***** Task data
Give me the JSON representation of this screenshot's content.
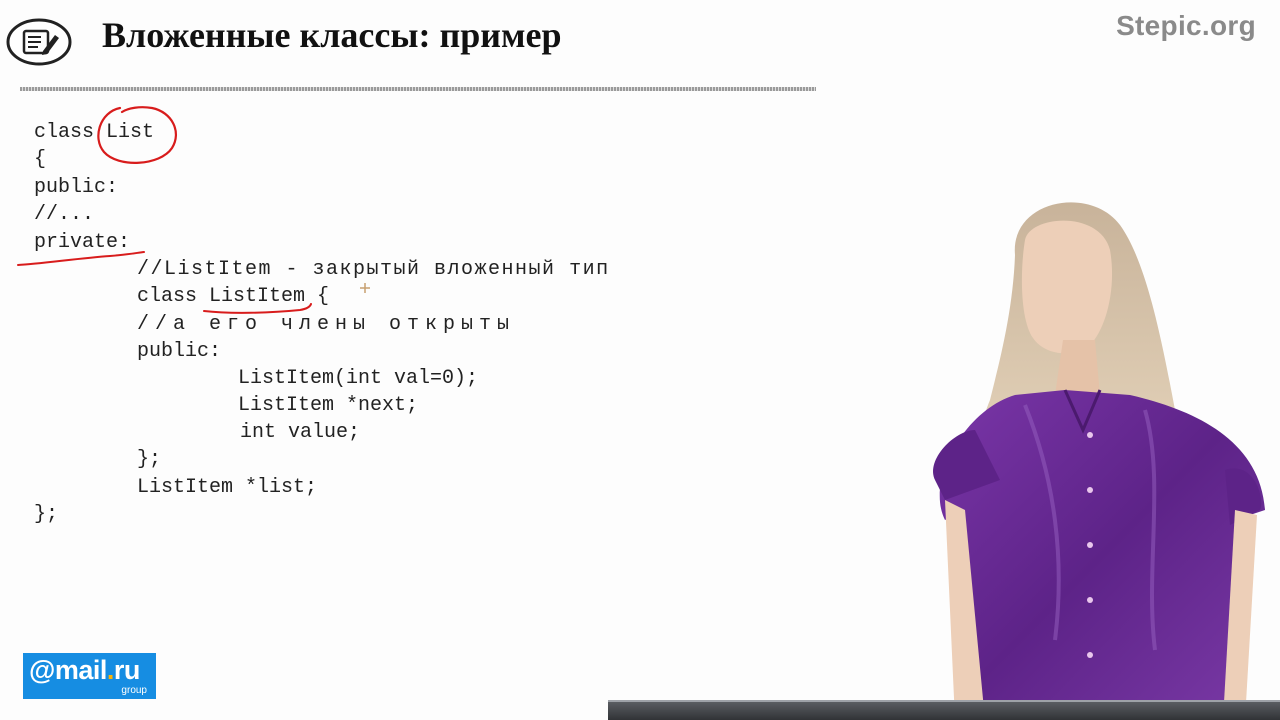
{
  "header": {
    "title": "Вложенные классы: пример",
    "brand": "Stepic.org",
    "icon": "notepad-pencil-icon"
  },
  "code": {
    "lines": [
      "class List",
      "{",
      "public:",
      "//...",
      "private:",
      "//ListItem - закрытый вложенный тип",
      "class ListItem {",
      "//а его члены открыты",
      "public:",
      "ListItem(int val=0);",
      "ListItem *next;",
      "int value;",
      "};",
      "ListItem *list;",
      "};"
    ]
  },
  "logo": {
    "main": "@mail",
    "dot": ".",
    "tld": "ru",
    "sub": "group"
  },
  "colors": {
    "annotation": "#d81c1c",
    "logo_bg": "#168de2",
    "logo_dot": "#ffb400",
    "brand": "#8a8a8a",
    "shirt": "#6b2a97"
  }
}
**********
**Task description:** Count how many lines of the listing above include "ListItem" and report that number alone.

**Full answer:** 5